Start of Data shown

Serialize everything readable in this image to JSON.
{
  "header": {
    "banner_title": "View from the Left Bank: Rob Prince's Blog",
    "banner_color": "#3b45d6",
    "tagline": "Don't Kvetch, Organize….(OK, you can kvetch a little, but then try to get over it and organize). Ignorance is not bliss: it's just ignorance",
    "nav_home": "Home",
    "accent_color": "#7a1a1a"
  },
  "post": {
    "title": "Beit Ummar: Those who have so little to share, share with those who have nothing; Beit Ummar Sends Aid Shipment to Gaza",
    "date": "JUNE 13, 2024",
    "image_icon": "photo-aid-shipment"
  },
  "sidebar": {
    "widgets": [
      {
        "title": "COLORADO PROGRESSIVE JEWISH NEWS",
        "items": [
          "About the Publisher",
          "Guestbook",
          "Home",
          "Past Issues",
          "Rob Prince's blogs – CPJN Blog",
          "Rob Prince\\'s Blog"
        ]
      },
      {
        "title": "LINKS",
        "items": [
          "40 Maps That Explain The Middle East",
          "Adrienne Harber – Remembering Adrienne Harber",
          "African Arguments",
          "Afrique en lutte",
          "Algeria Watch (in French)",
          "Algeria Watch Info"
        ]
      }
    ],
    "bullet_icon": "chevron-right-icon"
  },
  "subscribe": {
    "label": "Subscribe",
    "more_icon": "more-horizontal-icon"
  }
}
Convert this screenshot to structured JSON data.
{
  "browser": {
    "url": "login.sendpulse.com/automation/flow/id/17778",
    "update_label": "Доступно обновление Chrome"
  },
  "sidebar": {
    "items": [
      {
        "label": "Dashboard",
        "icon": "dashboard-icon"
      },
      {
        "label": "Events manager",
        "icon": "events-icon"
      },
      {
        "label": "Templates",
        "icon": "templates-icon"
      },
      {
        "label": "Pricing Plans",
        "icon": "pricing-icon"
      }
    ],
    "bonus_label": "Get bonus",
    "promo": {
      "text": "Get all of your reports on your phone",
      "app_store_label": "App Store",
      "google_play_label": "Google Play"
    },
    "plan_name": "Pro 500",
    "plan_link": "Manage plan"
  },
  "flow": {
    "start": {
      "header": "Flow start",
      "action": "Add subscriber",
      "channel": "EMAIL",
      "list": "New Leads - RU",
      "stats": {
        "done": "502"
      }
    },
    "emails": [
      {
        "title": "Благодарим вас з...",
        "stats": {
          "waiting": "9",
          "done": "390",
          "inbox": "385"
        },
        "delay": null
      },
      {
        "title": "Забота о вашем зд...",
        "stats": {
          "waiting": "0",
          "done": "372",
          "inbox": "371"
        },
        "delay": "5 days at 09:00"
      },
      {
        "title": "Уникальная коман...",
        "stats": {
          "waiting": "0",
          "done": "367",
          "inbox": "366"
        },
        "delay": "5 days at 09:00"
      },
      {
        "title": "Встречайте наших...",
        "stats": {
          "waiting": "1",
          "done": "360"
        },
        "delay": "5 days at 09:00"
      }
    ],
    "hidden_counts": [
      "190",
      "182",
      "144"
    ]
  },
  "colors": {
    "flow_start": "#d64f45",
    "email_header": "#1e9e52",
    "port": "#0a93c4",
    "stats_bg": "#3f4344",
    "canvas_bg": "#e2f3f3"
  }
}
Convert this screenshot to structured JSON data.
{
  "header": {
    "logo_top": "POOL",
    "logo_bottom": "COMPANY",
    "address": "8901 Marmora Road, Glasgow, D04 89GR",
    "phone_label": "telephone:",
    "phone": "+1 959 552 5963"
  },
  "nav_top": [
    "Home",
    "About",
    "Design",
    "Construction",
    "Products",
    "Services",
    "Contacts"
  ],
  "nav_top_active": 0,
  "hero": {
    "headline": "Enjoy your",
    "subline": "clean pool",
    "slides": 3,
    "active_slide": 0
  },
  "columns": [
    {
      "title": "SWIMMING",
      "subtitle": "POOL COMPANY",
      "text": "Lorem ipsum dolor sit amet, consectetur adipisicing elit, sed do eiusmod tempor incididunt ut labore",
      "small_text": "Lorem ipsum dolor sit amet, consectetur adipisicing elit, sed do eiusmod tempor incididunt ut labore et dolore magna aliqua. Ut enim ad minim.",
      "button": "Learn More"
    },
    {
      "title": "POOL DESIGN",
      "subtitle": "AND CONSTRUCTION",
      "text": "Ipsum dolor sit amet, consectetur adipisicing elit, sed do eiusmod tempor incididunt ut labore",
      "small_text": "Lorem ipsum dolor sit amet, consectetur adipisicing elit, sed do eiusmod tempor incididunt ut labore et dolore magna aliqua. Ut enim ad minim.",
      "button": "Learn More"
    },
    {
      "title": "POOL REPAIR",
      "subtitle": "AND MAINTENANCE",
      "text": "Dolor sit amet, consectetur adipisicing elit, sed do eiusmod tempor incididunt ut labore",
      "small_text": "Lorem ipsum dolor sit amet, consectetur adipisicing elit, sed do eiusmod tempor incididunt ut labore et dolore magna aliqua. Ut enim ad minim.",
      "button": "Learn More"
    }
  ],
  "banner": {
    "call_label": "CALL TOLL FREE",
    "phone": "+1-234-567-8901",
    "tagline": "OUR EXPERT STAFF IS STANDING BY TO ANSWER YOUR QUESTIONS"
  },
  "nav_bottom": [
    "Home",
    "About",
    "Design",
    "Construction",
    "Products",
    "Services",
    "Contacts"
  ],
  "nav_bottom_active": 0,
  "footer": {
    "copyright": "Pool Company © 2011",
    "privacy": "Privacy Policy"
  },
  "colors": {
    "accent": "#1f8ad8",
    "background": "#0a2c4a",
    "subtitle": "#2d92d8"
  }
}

End of Data shown

Exercise brief: Would you reproduce the material above in full, exactly as given?

Answer to the exercise:
Serialize everything readable in this image to JSON.
{
  "header": {
    "banner_title": "View from the Left Bank: Rob Prince's Blog",
    "banner_color": "#3b45d6",
    "tagline": "Don't Kvetch, Organize….(OK, you can kvetch a little, but then try to get over it and organize). Ignorance is not bliss: it's just ignorance",
    "nav_home": "Home",
    "accent_color": "#7a1a1a"
  },
  "post": {
    "title": "Beit Ummar: Those who have so little to share, share with those who have nothing; Beit Ummar Sends Aid Shipment to Gaza",
    "date": "JUNE 13, 2024",
    "image_icon": "photo-aid-shipment"
  },
  "sidebar": {
    "widgets": [
      {
        "title": "COLORADO PROGRESSIVE JEWISH NEWS",
        "items": [
          "About the Publisher",
          "Guestbook",
          "Home",
          "Past Issues",
          "Rob Prince's blogs – CPJN Blog",
          "Rob Prince\\'s Blog"
        ]
      },
      {
        "title": "LINKS",
        "items": [
          "40 Maps That Explain The Middle East",
          "Adrienne Harber – Remembering Adrienne Harber",
          "African Arguments",
          "Afrique en lutte",
          "Algeria Watch (in French)",
          "Algeria Watch Info"
        ]
      }
    ],
    "bullet_icon": "chevron-right-icon"
  },
  "subscribe": {
    "label": "Subscribe",
    "more_icon": "more-horizontal-icon"
  }
}
Convert this screenshot to structured JSON data.
{
  "browser": {
    "url": "login.sendpulse.com/automation/flow/id/17778",
    "update_label": "Доступно обновление Chrome"
  },
  "sidebar": {
    "items": [
      {
        "label": "Dashboard",
        "icon": "dashboard-icon"
      },
      {
        "label": "Events manager",
        "icon": "events-icon"
      },
      {
        "label": "Templates",
        "icon": "templates-icon"
      },
      {
        "label": "Pricing Plans",
        "icon": "pricing-icon"
      }
    ],
    "bonus_label": "Get bonus",
    "promo": {
      "text": "Get all of your reports on your phone",
      "app_store_label": "App Store",
      "google_play_label": "Google Play"
    },
    "plan_name": "Pro 500",
    "plan_link": "Manage plan"
  },
  "flow": {
    "start": {
      "header": "Flow start",
      "action": "Add subscriber",
      "channel": "EMAIL",
      "list": "New Leads - RU",
      "stats": {
        "done": "502"
      }
    },
    "emails": [
      {
        "title": "Благодарим вас з...",
        "stats": {
          "waiting": "9",
          "done": "390",
          "inbox": "385"
        },
        "delay": null
      },
      {
        "title": "Забота о вашем зд...",
        "stats": {
          "waiting": "0",
          "done": "372",
          "inbox": "371"
        },
        "delay": "5 days at 09:00"
      },
      {
        "title": "Уникальная коман...",
        "stats": {
          "waiting": "0",
          "done": "367",
          "inbox": "366"
        },
        "delay": "5 days at 09:00"
      },
      {
        "title": "Встречайте наших...",
        "stats": {
          "waiting": "1",
          "done": "360"
        },
        "delay": "5 days at 09:00"
      }
    ],
    "hidden_counts": [
      "190",
      "182",
      "144"
    ]
  },
  "colors": {
    "flow_start": "#d64f45",
    "email_header": "#1e9e52",
    "port": "#0a93c4",
    "stats_bg": "#3f4344",
    "canvas_bg": "#e2f3f3"
  }
}
Convert this screenshot to structured JSON data.
{
  "header": {
    "logo_top": "POOL",
    "logo_bottom": "COMPANY",
    "address": "8901 Marmora Road, Glasgow, D04 89GR",
    "phone_label": "telephone:",
    "phone": "+1 959 552 5963"
  },
  "nav_top": [
    "Home",
    "About",
    "Design",
    "Construction",
    "Products",
    "Services",
    "Contacts"
  ],
  "nav_top_active": 0,
  "hero": {
    "headline": "Enjoy your",
    "subline": "clean pool",
    "slides": 3,
    "active_slide": 0
  },
  "columns": [
    {
      "title": "SWIMMING",
      "subtitle": "POOL COMPANY",
      "text": "Lorem ipsum dolor sit amet, consectetur adipisicing elit, sed do eiusmod tempor incididunt ut labore",
      "small_text": "Lorem ipsum dolor sit amet, consectetur adipisicing elit, sed do eiusmod tempor incididunt ut labore et dolore magna aliqua. Ut enim ad minim.",
      "button": "Learn More"
    },
    {
      "title": "POOL DESIGN",
      "subtitle": "AND CONSTRUCTION",
      "text": "Ipsum dolor sit amet, consectetur adipisicing elit, sed do eiusmod tempor incididunt ut labore",
      "small_text": "Lorem ipsum dolor sit amet, consectetur adipisicing elit, sed do eiusmod tempor incididunt ut labore et dolore magna aliqua. Ut enim ad minim.",
      "button": "Learn More"
    },
    {
      "title": "POOL REPAIR",
      "subtitle": "AND MAINTENANCE",
      "text": "Dolor sit amet, consectetur adipisicing elit, sed do eiusmod tempor incididunt ut labore",
      "small_text": "Lorem ipsum dolor sit amet, consectetur adipisicing elit, sed do eiusmod tempor incididunt ut labore et dolore magna aliqua. Ut enim ad minim.",
      "button": "Learn More"
    }
  ],
  "banner": {
    "call_label": "CALL TOLL FREE",
    "phone": "+1-234-567-8901",
    "tagline": "OUR EXPERT STAFF IS STANDING BY TO ANSWER YOUR QUESTIONS"
  },
  "nav_bottom": [
    "Home",
    "About",
    "Design",
    "Construction",
    "Products",
    "Services",
    "Contacts"
  ],
  "nav_bottom_active": 0,
  "footer": {
    "copyright": "Pool Company © 2011",
    "privacy": "Privacy Policy"
  },
  "colors": {
    "accent": "#1f8ad8",
    "background": "#0a2c4a",
    "subtitle": "#2d92d8"
  }
}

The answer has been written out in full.